> [EXERCISE DESCRIPTION] Output every entry exactly as given.

= = = = = = =

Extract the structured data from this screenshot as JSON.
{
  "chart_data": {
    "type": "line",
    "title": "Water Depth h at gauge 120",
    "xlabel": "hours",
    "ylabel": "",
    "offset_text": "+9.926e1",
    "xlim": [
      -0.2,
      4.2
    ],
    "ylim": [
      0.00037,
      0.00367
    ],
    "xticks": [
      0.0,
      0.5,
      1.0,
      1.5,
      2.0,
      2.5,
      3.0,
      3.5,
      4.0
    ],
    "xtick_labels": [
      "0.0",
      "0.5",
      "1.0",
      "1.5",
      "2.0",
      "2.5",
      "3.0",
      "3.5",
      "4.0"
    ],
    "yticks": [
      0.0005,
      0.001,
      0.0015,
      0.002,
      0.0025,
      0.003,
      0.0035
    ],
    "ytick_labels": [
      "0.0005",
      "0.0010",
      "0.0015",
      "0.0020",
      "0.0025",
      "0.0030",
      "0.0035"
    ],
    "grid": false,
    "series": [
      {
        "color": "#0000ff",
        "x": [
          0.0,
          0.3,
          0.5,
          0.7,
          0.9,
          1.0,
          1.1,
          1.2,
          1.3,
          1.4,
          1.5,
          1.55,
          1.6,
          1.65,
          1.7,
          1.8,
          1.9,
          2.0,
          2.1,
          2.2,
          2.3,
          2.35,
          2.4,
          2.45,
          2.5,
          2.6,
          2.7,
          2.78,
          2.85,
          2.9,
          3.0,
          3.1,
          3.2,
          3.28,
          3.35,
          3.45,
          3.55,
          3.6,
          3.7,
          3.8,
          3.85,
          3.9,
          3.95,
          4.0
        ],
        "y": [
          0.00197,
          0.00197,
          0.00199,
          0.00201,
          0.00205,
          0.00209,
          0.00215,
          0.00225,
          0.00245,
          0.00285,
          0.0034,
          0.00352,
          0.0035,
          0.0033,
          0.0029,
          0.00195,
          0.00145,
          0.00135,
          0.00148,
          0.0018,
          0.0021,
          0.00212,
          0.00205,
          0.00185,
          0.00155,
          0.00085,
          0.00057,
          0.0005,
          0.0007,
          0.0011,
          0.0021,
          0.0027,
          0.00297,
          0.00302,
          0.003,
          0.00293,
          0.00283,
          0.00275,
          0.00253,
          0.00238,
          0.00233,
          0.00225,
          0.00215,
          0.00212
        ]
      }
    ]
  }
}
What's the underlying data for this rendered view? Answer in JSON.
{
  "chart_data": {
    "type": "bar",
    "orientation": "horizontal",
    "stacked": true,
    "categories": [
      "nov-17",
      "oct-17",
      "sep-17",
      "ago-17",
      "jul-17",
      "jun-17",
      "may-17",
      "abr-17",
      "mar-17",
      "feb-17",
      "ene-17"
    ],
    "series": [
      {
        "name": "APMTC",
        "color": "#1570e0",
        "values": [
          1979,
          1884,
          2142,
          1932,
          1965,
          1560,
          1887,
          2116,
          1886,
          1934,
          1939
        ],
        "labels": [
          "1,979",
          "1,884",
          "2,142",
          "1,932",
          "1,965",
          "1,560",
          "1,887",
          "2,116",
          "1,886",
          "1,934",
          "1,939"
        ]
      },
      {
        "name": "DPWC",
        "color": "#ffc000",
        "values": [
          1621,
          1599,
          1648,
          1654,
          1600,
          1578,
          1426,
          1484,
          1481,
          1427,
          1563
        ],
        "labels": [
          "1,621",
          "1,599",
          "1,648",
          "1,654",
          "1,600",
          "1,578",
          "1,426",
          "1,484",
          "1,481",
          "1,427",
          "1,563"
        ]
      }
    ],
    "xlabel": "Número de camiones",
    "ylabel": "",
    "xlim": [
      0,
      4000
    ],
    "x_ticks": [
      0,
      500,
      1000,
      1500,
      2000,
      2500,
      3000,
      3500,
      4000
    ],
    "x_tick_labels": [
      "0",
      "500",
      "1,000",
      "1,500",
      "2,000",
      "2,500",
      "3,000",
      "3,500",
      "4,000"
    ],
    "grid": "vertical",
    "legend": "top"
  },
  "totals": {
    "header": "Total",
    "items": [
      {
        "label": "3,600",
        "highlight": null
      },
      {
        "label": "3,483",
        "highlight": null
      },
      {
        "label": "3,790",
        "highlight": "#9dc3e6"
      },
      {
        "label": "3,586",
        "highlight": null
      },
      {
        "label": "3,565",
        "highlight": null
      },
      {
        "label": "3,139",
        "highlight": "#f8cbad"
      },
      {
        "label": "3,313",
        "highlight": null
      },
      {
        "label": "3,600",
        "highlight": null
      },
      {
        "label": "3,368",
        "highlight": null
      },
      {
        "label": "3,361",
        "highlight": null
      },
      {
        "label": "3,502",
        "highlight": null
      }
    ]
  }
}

= = = = = = =

> [RESULT OF THE EXERCISE]
Extract the structured data from this screenshot as JSON.
{
  "chart_data": {
    "type": "line",
    "title": "Water Depth h at gauge 120",
    "xlabel": "hours",
    "ylabel": "",
    "offset_text": "+9.926e1",
    "xlim": [
      -0.2,
      4.2
    ],
    "ylim": [
      0.00037,
      0.00367
    ],
    "xticks": [
      0.0,
      0.5,
      1.0,
      1.5,
      2.0,
      2.5,
      3.0,
      3.5,
      4.0
    ],
    "xtick_labels": [
      "0.0",
      "0.5",
      "1.0",
      "1.5",
      "2.0",
      "2.5",
      "3.0",
      "3.5",
      "4.0"
    ],
    "yticks": [
      0.0005,
      0.001,
      0.0015,
      0.002,
      0.0025,
      0.003,
      0.0035
    ],
    "ytick_labels": [
      "0.0005",
      "0.0010",
      "0.0015",
      "0.0020",
      "0.0025",
      "0.0030",
      "0.0035"
    ],
    "grid": false,
    "series": [
      {
        "color": "#0000ff",
        "x": [
          0.0,
          0.3,
          0.5,
          0.7,
          0.9,
          1.0,
          1.1,
          1.2,
          1.3,
          1.4,
          1.5,
          1.55,
          1.6,
          1.65,
          1.7,
          1.8,
          1.9,
          2.0,
          2.1,
          2.2,
          2.3,
          2.35,
          2.4,
          2.45,
          2.5,
          2.6,
          2.7,
          2.78,
          2.85,
          2.9,
          3.0,
          3.1,
          3.2,
          3.28,
          3.35,
          3.45,
          3.55,
          3.6,
          3.7,
          3.8,
          3.85,
          3.9,
          3.95,
          4.0
        ],
        "y": [
          0.00197,
          0.00197,
          0.00199,
          0.00201,
          0.00205,
          0.00209,
          0.00215,
          0.00225,
          0.00245,
          0.00285,
          0.0034,
          0.00352,
          0.0035,
          0.0033,
          0.0029,
          0.00195,
          0.00145,
          0.00135,
          0.00148,
          0.0018,
          0.0021,
          0.00212,
          0.00205,
          0.00185,
          0.00155,
          0.00085,
          0.00057,
          0.0005,
          0.0007,
          0.0011,
          0.0021,
          0.0027,
          0.00297,
          0.00302,
          0.003,
          0.00293,
          0.00283,
          0.00275,
          0.00253,
          0.00238,
          0.00233,
          0.00225,
          0.00215,
          0.00212
        ]
      }
    ]
  }
}
What's the underlying data for this rendered view? Answer in JSON.
{
  "chart_data": {
    "type": "bar",
    "orientation": "horizontal",
    "stacked": true,
    "categories": [
      "nov-17",
      "oct-17",
      "sep-17",
      "ago-17",
      "jul-17",
      "jun-17",
      "may-17",
      "abr-17",
      "mar-17",
      "feb-17",
      "ene-17"
    ],
    "series": [
      {
        "name": "APMTC",
        "color": "#1570e0",
        "values": [
          1979,
          1884,
          2142,
          1932,
          1965,
          1560,
          1887,
          2116,
          1886,
          1934,
          1939
        ],
        "labels": [
          "1,979",
          "1,884",
          "2,142",
          "1,932",
          "1,965",
          "1,560",
          "1,887",
          "2,116",
          "1,886",
          "1,934",
          "1,939"
        ]
      },
      {
        "name": "DPWC",
        "color": "#ffc000",
        "values": [
          1621,
          1599,
          1648,
          1654,
          1600,
          1578,
          1426,
          1484,
          1481,
          1427,
          1563
        ],
        "labels": [
          "1,621",
          "1,599",
          "1,648",
          "1,654",
          "1,600",
          "1,578",
          "1,426",
          "1,484",
          "1,481",
          "1,427",
          "1,563"
        ]
      }
    ],
    "xlabel": "Número de camiones",
    "ylabel": "",
    "xlim": [
      0,
      4000
    ],
    "x_ticks": [
      0,
      500,
      1000,
      1500,
      2000,
      2500,
      3000,
      3500,
      4000
    ],
    "x_tick_labels": [
      "0",
      "500",
      "1,000",
      "1,500",
      "2,000",
      "2,500",
      "3,000",
      "3,500",
      "4,000"
    ],
    "grid": "vertical",
    "legend": "top"
  },
  "totals": {
    "header": "Total",
    "items": [
      {
        "label": "3,600",
        "highlight": null
      },
      {
        "label": "3,483",
        "highlight": null
      },
      {
        "label": "3,790",
        "highlight": "#9dc3e6"
      },
      {
        "label": "3,586",
        "highlight": null
      },
      {
        "label": "3,565",
        "highlight": null
      },
      {
        "label": "3,139",
        "highlight": "#f8cbad"
      },
      {
        "label": "3,313",
        "highlight": null
      },
      {
        "label": "3,600",
        "highlight": null
      },
      {
        "label": "3,368",
        "highlight": null
      },
      {
        "label": "3,361",
        "highlight": null
      },
      {
        "label": "3,502",
        "highlight": null
      }
    ]
  }
}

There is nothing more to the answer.